>> Start Exercise data

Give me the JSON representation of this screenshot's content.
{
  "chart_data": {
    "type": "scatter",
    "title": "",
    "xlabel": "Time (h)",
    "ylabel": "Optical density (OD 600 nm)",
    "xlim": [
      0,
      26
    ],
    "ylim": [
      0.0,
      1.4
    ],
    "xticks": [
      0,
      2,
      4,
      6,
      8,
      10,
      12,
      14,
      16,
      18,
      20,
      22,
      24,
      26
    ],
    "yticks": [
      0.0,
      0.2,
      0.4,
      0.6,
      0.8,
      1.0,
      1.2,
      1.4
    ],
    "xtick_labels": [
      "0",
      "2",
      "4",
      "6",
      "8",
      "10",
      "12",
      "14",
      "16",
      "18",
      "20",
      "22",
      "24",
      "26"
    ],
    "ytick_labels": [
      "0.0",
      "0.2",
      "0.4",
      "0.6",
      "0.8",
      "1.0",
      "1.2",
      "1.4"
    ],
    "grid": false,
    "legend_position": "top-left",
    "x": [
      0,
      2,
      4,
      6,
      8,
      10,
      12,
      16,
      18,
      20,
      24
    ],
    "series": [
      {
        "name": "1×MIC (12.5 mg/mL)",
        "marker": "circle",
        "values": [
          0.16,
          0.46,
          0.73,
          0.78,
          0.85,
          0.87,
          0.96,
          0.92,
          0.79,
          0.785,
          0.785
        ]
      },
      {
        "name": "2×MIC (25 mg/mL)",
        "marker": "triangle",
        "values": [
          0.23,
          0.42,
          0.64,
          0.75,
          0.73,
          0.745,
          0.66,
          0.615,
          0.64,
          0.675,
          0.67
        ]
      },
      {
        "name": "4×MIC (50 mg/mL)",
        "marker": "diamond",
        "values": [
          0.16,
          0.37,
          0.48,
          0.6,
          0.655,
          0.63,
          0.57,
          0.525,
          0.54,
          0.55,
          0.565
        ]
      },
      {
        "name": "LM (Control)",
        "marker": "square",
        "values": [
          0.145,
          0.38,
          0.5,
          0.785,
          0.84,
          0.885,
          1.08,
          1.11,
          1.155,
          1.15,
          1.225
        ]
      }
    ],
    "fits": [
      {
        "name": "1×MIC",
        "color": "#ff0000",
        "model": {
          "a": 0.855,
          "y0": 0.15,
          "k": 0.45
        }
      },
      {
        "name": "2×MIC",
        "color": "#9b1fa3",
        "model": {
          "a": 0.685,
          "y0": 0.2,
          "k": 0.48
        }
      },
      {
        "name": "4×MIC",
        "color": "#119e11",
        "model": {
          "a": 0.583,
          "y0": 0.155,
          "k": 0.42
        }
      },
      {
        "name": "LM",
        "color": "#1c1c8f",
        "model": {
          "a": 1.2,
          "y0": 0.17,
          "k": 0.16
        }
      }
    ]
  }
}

>> End Exercise data

- _Given instruction_
Copy out all of the records shown above exactly.

- _Result of this exercise_
Give me the JSON representation of this screenshot's content.
{
  "chart_data": {
    "type": "scatter",
    "title": "",
    "xlabel": "Time (h)",
    "ylabel": "Optical density (OD 600 nm)",
    "xlim": [
      0,
      26
    ],
    "ylim": [
      0.0,
      1.4
    ],
    "xticks": [
      0,
      2,
      4,
      6,
      8,
      10,
      12,
      14,
      16,
      18,
      20,
      22,
      24,
      26
    ],
    "yticks": [
      0.0,
      0.2,
      0.4,
      0.6,
      0.8,
      1.0,
      1.2,
      1.4
    ],
    "xtick_labels": [
      "0",
      "2",
      "4",
      "6",
      "8",
      "10",
      "12",
      "14",
      "16",
      "18",
      "20",
      "22",
      "24",
      "26"
    ],
    "ytick_labels": [
      "0.0",
      "0.2",
      "0.4",
      "0.6",
      "0.8",
      "1.0",
      "1.2",
      "1.4"
    ],
    "grid": false,
    "legend_position": "top-left",
    "x": [
      0,
      2,
      4,
      6,
      8,
      10,
      12,
      16,
      18,
      20,
      24
    ],
    "series": [
      {
        "name": "1×MIC (12.5 mg/mL)",
        "marker": "circle",
        "values": [
          0.16,
          0.46,
          0.73,
          0.78,
          0.85,
          0.87,
          0.96,
          0.92,
          0.79,
          0.785,
          0.785
        ]
      },
      {
        "name": "2×MIC (25 mg/mL)",
        "marker": "triangle",
        "values": [
          0.23,
          0.42,
          0.64,
          0.75,
          0.73,
          0.745,
          0.66,
          0.615,
          0.64,
          0.675,
          0.67
        ]
      },
      {
        "name": "4×MIC (50 mg/mL)",
        "marker": "diamond",
        "values": [
          0.16,
          0.37,
          0.48,
          0.6,
          0.655,
          0.63,
          0.57,
          0.525,
          0.54,
          0.55,
          0.565
        ]
      },
      {
        "name": "LM (Control)",
        "marker": "square",
        "values": [
          0.145,
          0.38,
          0.5,
          0.785,
          0.84,
          0.885,
          1.08,
          1.11,
          1.155,
          1.15,
          1.225
        ]
      }
    ],
    "fits": [
      {
        "name": "1×MIC",
        "color": "#ff0000",
        "model": {
          "a": 0.855,
          "y0": 0.15,
          "k": 0.45
        }
      },
      {
        "name": "2×MIC",
        "color": "#9b1fa3",
        "model": {
          "a": 0.685,
          "y0": 0.2,
          "k": 0.48
        }
      },
      {
        "name": "4×MIC",
        "color": "#119e11",
        "model": {
          "a": 0.583,
          "y0": 0.155,
          "k": 0.42
        }
      },
      {
        "name": "LM",
        "color": "#1c1c8f",
        "model": {
          "a": 1.2,
          "y0": 0.17,
          "k": 0.16
        }
      }
    ]
  }
}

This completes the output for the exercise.